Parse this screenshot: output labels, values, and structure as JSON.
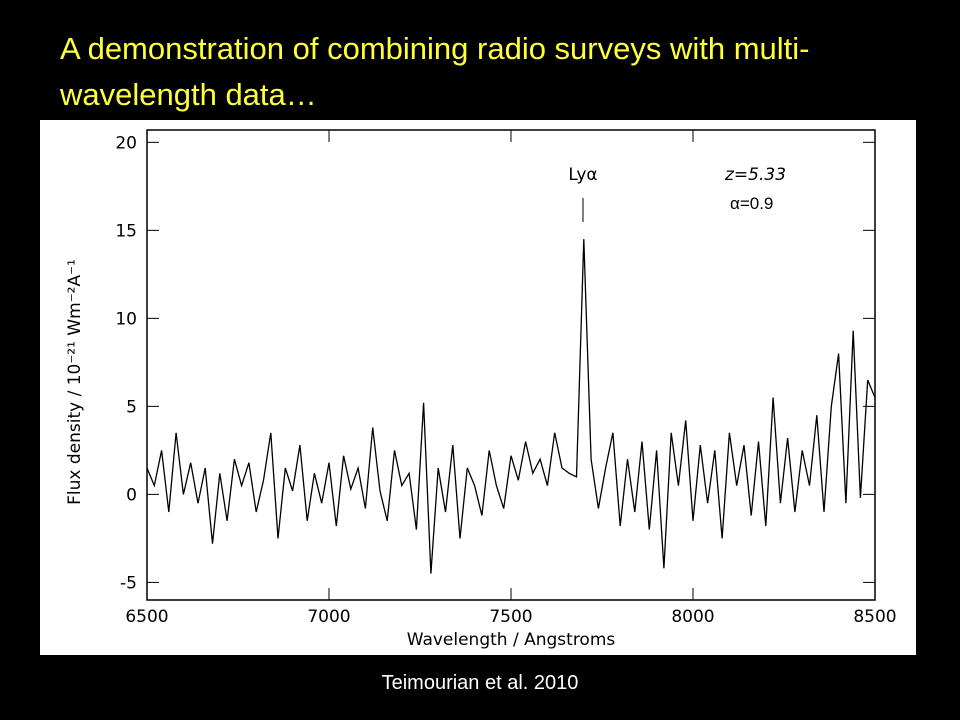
{
  "chart_data": {
    "type": "line",
    "title": "A demonstration of combining radio surveys with multi-wavelength data…",
    "xlabel": "Wavelength / Angstroms",
    "ylabel": "Flux density / 10⁻²¹ Wm⁻²A⁻¹",
    "annotations": [
      "Lyα",
      "z=5.33",
      "α=0.9"
    ],
    "source": "Teimourian et al. 2010",
    "color": "#000000",
    "xlim": [
      6500,
      8500
    ],
    "xticks": [
      6500,
      7000,
      7500,
      8000,
      8500
    ],
    "ylim": [
      -6,
      20.7
    ],
    "yticks": [
      -5,
      0,
      5,
      10,
      15,
      20
    ],
    "x": [
      6500,
      6520,
      6540,
      6560,
      6580,
      6600,
      6620,
      6640,
      6660,
      6680,
      6700,
      6720,
      6740,
      6760,
      6780,
      6800,
      6820,
      6840,
      6860,
      6880,
      6900,
      6920,
      6940,
      6960,
      6980,
      7000,
      7020,
      7040,
      7060,
      7080,
      7100,
      7120,
      7140,
      7160,
      7180,
      7200,
      7220,
      7240,
      7260,
      7280,
      7300,
      7320,
      7340,
      7360,
      7380,
      7400,
      7420,
      7440,
      7460,
      7480,
      7500,
      7520,
      7540,
      7560,
      7580,
      7600,
      7620,
      7640,
      7660,
      7680,
      7700,
      7720,
      7740,
      7760,
      7780,
      7800,
      7820,
      7840,
      7860,
      7880,
      7900,
      7920,
      7940,
      7960,
      7980,
      8000,
      8020,
      8040,
      8060,
      8080,
      8100,
      8120,
      8140,
      8160,
      8180,
      8200,
      8220,
      8240,
      8260,
      8280,
      8300,
      8320,
      8340,
      8360,
      8380,
      8400,
      8420,
      8440,
      8460,
      8480,
      8500
    ],
    "values": [
      1.5,
      0.5,
      2.5,
      -1,
      3.5,
      0,
      1.8,
      -0.5,
      1.5,
      -2.8,
      1.2,
      -1.5,
      2,
      0.5,
      1.8,
      -1,
      0.8,
      3.5,
      -2.5,
      1.5,
      0.2,
      2.8,
      -1.5,
      1.2,
      -0.5,
      1.8,
      -1.8,
      2.2,
      0.3,
      1.5,
      -0.8,
      3.8,
      0.2,
      -1.5,
      2.5,
      0.5,
      1.2,
      -2,
      5.2,
      -4.5,
      1.5,
      -1,
      2.8,
      -2.5,
      1.5,
      0.5,
      -1.2,
      2.5,
      0.5,
      -0.8,
      2.2,
      0.8,
      3,
      1.2,
      2,
      0.5,
      3.5,
      1.5,
      1.2,
      1,
      14.5,
      2,
      -0.8,
      1.5,
      3.5,
      -1.8,
      2,
      -1,
      3,
      -2,
      2.5,
      -4.2,
      3.5,
      0.5,
      4.2,
      -1.5,
      2.8,
      -0.5,
      2.5,
      -2.5,
      3.5,
      0.5,
      2.8,
      -1.2,
      3,
      -1.8,
      5.5,
      -0.5,
      3.2,
      -1,
      2.5,
      0.5,
      4.5,
      -1,
      5,
      8,
      -0.5,
      9.3,
      -0.2,
      6.5,
      5.5
    ]
  }
}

▸ Required task:
Your task is an exact transcription of all the data, minus the pictures.

▸ Written reply:
Parse this screenshot: output labels, values, and structure as JSON.
{
  "chart_data": {
    "type": "line",
    "title": "A demonstration of combining radio surveys with multi-wavelength data…",
    "xlabel": "Wavelength / Angstroms",
    "ylabel": "Flux density / 10⁻²¹ Wm⁻²A⁻¹",
    "annotations": [
      "Lyα",
      "z=5.33",
      "α=0.9"
    ],
    "source": "Teimourian et al. 2010",
    "color": "#000000",
    "xlim": [
      6500,
      8500
    ],
    "xticks": [
      6500,
      7000,
      7500,
      8000,
      8500
    ],
    "ylim": [
      -6,
      20.7
    ],
    "yticks": [
      -5,
      0,
      5,
      10,
      15,
      20
    ],
    "x": [
      6500,
      6520,
      6540,
      6560,
      6580,
      6600,
      6620,
      6640,
      6660,
      6680,
      6700,
      6720,
      6740,
      6760,
      6780,
      6800,
      6820,
      6840,
      6860,
      6880,
      6900,
      6920,
      6940,
      6960,
      6980,
      7000,
      7020,
      7040,
      7060,
      7080,
      7100,
      7120,
      7140,
      7160,
      7180,
      7200,
      7220,
      7240,
      7260,
      7280,
      7300,
      7320,
      7340,
      7360,
      7380,
      7400,
      7420,
      7440,
      7460,
      7480,
      7500,
      7520,
      7540,
      7560,
      7580,
      7600,
      7620,
      7640,
      7660,
      7680,
      7700,
      7720,
      7740,
      7760,
      7780,
      7800,
      7820,
      7840,
      7860,
      7880,
      7900,
      7920,
      7940,
      7960,
      7980,
      8000,
      8020,
      8040,
      8060,
      8080,
      8100,
      8120,
      8140,
      8160,
      8180,
      8200,
      8220,
      8240,
      8260,
      8280,
      8300,
      8320,
      8340,
      8360,
      8380,
      8400,
      8420,
      8440,
      8460,
      8480,
      8500
    ],
    "values": [
      1.5,
      0.5,
      2.5,
      -1,
      3.5,
      0,
      1.8,
      -0.5,
      1.5,
      -2.8,
      1.2,
      -1.5,
      2,
      0.5,
      1.8,
      -1,
      0.8,
      3.5,
      -2.5,
      1.5,
      0.2,
      2.8,
      -1.5,
      1.2,
      -0.5,
      1.8,
      -1.8,
      2.2,
      0.3,
      1.5,
      -0.8,
      3.8,
      0.2,
      -1.5,
      2.5,
      0.5,
      1.2,
      -2,
      5.2,
      -4.5,
      1.5,
      -1,
      2.8,
      -2.5,
      1.5,
      0.5,
      -1.2,
      2.5,
      0.5,
      -0.8,
      2.2,
      0.8,
      3,
      1.2,
      2,
      0.5,
      3.5,
      1.5,
      1.2,
      1,
      14.5,
      2,
      -0.8,
      1.5,
      3.5,
      -1.8,
      2,
      -1,
      3,
      -2,
      2.5,
      -4.2,
      3.5,
      0.5,
      4.2,
      -1.5,
      2.8,
      -0.5,
      2.5,
      -2.5,
      3.5,
      0.5,
      2.8,
      -1.2,
      3,
      -1.8,
      5.5,
      -0.5,
      3.2,
      -1,
      2.5,
      0.5,
      4.5,
      -1,
      5,
      8,
      -0.5,
      9.3,
      -0.2,
      6.5,
      5.5
    ]
  }
}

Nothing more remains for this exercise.